>> start INPUT MATERIAL

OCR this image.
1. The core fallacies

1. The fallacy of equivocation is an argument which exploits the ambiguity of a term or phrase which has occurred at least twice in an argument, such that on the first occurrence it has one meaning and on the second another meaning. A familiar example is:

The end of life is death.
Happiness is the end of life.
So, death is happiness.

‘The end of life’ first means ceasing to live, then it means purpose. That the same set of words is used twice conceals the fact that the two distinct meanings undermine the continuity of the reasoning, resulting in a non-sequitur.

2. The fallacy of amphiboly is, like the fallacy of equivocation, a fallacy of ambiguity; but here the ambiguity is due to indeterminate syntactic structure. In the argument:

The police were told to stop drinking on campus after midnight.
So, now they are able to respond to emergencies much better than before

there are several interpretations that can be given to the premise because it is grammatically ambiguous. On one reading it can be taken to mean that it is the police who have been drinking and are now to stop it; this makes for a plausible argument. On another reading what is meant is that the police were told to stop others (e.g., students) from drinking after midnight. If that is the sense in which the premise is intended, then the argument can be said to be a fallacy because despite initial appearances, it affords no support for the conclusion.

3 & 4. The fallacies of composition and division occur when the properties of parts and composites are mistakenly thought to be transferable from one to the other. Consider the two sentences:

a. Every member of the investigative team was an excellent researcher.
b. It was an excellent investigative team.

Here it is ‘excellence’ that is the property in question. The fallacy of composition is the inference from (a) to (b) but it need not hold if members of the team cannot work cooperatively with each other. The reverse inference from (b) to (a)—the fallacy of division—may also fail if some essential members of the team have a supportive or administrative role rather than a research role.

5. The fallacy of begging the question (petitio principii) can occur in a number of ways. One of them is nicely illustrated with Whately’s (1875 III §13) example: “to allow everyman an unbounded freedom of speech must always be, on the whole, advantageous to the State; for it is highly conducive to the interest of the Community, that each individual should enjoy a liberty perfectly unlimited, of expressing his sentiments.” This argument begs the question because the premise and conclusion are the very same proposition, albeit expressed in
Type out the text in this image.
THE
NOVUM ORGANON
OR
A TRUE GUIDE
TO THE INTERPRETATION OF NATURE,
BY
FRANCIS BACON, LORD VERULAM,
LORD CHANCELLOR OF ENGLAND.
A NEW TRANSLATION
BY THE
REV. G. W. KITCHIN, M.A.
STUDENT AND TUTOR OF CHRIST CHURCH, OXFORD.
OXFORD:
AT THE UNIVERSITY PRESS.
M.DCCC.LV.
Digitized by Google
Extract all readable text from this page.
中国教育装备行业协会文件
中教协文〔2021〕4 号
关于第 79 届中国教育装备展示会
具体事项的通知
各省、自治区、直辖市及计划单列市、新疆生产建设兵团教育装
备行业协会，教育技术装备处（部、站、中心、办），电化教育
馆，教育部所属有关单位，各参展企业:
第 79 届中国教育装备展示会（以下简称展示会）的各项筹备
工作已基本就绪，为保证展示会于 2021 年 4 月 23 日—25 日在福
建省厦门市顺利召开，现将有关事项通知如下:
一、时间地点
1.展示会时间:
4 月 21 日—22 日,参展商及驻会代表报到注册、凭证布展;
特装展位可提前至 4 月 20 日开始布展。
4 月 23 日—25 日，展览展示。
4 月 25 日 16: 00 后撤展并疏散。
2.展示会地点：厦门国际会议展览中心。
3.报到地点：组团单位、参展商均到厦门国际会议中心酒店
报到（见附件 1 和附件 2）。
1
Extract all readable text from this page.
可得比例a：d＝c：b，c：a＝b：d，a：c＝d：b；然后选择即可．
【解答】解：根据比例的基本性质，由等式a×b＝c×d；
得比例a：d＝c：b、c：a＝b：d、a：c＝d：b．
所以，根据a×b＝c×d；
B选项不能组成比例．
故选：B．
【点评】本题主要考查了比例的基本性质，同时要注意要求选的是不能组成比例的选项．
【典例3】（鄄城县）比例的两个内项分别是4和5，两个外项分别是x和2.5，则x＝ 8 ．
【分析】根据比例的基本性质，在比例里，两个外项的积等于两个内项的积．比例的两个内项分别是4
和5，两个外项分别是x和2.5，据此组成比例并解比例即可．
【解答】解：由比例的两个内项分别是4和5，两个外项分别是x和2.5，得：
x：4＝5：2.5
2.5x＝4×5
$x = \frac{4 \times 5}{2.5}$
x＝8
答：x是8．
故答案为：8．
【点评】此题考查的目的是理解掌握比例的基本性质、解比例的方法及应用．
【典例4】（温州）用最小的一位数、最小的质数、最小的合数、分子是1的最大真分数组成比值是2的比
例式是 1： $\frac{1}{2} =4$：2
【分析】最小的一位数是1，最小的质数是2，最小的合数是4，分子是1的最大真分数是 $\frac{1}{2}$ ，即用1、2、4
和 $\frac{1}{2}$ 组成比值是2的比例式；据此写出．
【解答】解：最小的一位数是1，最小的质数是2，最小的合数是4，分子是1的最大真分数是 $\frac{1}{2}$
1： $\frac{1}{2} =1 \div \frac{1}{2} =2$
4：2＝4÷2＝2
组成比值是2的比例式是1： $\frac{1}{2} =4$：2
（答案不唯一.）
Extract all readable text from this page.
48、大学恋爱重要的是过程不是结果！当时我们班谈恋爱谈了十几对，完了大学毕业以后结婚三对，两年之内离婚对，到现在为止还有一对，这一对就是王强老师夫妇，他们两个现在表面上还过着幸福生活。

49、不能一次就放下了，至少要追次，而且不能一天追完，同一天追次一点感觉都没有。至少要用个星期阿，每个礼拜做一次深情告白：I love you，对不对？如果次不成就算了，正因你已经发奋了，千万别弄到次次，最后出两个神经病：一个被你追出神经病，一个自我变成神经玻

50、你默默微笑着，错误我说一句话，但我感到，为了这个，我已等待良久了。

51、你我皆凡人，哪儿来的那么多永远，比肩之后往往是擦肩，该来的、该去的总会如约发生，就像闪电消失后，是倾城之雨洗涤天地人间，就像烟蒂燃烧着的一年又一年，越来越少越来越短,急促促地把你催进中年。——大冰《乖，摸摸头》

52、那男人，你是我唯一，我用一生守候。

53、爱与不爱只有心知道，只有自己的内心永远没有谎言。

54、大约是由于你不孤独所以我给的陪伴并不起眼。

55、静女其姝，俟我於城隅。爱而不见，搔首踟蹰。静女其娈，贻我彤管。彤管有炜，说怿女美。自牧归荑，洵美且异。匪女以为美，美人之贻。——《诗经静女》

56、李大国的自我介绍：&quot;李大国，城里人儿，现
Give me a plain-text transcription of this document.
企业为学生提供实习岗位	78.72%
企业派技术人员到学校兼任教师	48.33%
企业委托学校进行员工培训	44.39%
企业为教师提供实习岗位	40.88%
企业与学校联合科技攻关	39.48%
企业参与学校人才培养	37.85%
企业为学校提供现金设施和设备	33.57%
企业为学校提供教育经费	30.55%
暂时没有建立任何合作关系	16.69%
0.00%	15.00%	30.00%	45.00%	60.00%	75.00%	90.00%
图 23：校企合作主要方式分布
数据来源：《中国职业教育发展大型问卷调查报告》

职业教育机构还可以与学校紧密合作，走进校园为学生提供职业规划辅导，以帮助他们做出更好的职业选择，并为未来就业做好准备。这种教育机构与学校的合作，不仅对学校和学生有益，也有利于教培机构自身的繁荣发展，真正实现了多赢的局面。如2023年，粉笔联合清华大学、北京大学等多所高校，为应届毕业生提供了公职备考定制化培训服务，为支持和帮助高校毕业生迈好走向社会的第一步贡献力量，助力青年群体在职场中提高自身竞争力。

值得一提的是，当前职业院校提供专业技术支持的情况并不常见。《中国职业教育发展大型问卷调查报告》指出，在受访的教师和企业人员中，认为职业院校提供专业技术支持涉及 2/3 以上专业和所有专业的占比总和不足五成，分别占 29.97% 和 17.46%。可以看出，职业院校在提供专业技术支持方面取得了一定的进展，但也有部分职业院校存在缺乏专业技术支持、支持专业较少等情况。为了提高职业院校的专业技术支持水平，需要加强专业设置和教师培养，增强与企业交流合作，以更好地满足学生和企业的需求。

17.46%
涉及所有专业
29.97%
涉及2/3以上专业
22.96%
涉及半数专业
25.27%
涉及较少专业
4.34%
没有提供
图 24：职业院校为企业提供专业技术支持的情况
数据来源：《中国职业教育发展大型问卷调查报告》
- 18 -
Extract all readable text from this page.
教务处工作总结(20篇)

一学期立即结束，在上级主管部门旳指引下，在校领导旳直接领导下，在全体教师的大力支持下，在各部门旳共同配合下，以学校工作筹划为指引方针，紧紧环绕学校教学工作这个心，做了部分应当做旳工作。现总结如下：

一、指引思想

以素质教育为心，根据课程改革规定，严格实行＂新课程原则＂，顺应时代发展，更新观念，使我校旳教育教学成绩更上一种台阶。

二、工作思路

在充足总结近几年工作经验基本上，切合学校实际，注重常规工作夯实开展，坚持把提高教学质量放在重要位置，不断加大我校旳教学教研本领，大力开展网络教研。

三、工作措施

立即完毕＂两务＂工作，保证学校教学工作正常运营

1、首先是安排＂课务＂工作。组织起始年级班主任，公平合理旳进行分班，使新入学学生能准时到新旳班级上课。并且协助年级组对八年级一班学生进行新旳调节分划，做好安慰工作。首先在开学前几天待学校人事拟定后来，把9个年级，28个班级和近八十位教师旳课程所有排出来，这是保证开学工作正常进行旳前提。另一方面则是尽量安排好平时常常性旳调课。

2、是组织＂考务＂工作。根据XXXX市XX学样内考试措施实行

>> end INPUT MATERIAL

§ **GIVEN REQUEST**
In the listing above, locate each line with "death" and copy it.

§ **THE COMPLETED TASK**
The end of life is death.
So, death is happiness.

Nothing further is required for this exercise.